**Task objective:** Print the listing below exactly.

**Material for the task:**
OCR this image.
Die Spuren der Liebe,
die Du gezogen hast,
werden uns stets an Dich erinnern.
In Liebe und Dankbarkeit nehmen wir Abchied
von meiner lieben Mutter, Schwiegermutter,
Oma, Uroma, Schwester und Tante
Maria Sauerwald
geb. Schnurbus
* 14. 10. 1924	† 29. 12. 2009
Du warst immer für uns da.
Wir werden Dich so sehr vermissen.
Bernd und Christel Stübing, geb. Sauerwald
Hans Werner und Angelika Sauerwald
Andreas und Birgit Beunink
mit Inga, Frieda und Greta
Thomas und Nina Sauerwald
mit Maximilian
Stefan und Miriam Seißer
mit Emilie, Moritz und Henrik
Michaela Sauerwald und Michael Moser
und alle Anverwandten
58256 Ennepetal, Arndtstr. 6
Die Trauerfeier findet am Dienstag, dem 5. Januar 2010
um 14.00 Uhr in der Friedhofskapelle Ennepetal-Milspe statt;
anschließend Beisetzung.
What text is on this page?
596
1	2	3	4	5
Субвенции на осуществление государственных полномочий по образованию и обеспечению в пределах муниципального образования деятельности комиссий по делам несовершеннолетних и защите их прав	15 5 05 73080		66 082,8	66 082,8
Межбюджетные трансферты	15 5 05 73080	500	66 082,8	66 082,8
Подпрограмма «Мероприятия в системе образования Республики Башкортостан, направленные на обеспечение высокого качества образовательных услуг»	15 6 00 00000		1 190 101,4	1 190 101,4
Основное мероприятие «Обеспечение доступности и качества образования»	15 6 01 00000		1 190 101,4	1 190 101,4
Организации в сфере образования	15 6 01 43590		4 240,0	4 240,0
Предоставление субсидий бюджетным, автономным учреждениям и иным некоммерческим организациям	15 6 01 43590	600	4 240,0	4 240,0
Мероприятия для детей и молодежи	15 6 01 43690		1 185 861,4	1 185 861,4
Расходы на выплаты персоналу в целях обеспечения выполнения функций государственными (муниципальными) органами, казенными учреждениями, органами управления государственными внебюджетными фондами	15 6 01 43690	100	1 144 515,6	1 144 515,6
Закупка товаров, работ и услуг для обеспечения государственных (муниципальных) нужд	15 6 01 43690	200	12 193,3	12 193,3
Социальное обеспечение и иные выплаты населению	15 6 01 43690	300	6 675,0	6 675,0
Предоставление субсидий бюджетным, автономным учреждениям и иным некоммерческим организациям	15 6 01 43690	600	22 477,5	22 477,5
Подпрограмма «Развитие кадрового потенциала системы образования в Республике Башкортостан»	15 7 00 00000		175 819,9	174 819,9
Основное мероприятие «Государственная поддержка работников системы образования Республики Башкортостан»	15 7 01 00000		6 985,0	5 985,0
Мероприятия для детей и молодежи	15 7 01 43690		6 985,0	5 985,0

**Full answer:**
OCR this image.
Die Spuren der Liebe,
die Du gezogen hast,
werden uns stets an Dich erinnern.
In Liebe und Dankbarkeit nehmen wir Abchied
von meiner lieben Mutter, Schwiegermutter,
Oma, Uroma, Schwester und Tante
Maria Sauerwald
geb. Schnurbus
* 14. 10. 1924	† 29. 12. 2009
Du warst immer für uns da.
Wir werden Dich so sehr vermissen.
Bernd und Christel Stübing, geb. Sauerwald
Hans Werner und Angelika Sauerwald
Andreas und Birgit Beunink
mit Inga, Frieda und Greta
Thomas und Nina Sauerwald
mit Maximilian
Stefan und Miriam Seißer
mit Emilie, Moritz und Henrik
Michaela Sauerwald und Michael Moser
und alle Anverwandten
58256 Ennepetal, Arndtstr. 6
Die Trauerfeier findet am Dienstag, dem 5. Januar 2010
um 14.00 Uhr in der Friedhofskapelle Ennepetal-Milspe statt;
anschließend Beisetzung.
What text is on this page?
596
1	2	3	4	5
Субвенции на осуществление государственных полномочий по образованию и обеспечению в пределах муниципального образования деятельности комиссий по делам несовершеннолетних и защите их прав	15 5 05 73080		66 082,8	66 082,8
Межбюджетные трансферты	15 5 05 73080	500	66 082,8	66 082,8
Подпрограмма «Мероприятия в системе образования Республики Башкортостан, направленные на обеспечение высокого качества образовательных услуг»	15 6 00 00000		1 190 101,4	1 190 101,4
Основное мероприятие «Обеспечение доступности и качества образования»	15 6 01 00000		1 190 101,4	1 190 101,4
Организации в сфере образования	15 6 01 43590		4 240,0	4 240,0
Предоставление субсидий бюджетным, автономным учреждениям и иным некоммерческим организациям	15 6 01 43590	600	4 240,0	4 240,0
Мероприятия для детей и молодежи	15 6 01 43690		1 185 861,4	1 185 861,4
Расходы на выплаты персоналу в целях обеспечения выполнения функций государственными (муниципальными) органами, казенными учреждениями, органами управления государственными внебюджетными фондами	15 6 01 43690	100	1 144 515,6	1 144 515,6
Закупка товаров, работ и услуг для обеспечения государственных (муниципальных) нужд	15 6 01 43690	200	12 193,3	12 193,3
Социальное обеспечение и иные выплаты населению	15 6 01 43690	300	6 675,0	6 675,0
Предоставление субсидий бюджетным, автономным учреждениям и иным некоммерческим организациям	15 6 01 43690	600	22 477,5	22 477,5
Подпрограмма «Развитие кадрового потенциала системы образования в Республике Башкортостан»	15 7 00 00000		175 819,9	174 819,9
Основное мероприятие «Государственная поддержка работников системы образования Республики Башкортостан»	15 7 01 00000		6 985,0	5 985,0
Мероприятия для детей и молодежи	15 7 01 43690		6 985,0	5 985,0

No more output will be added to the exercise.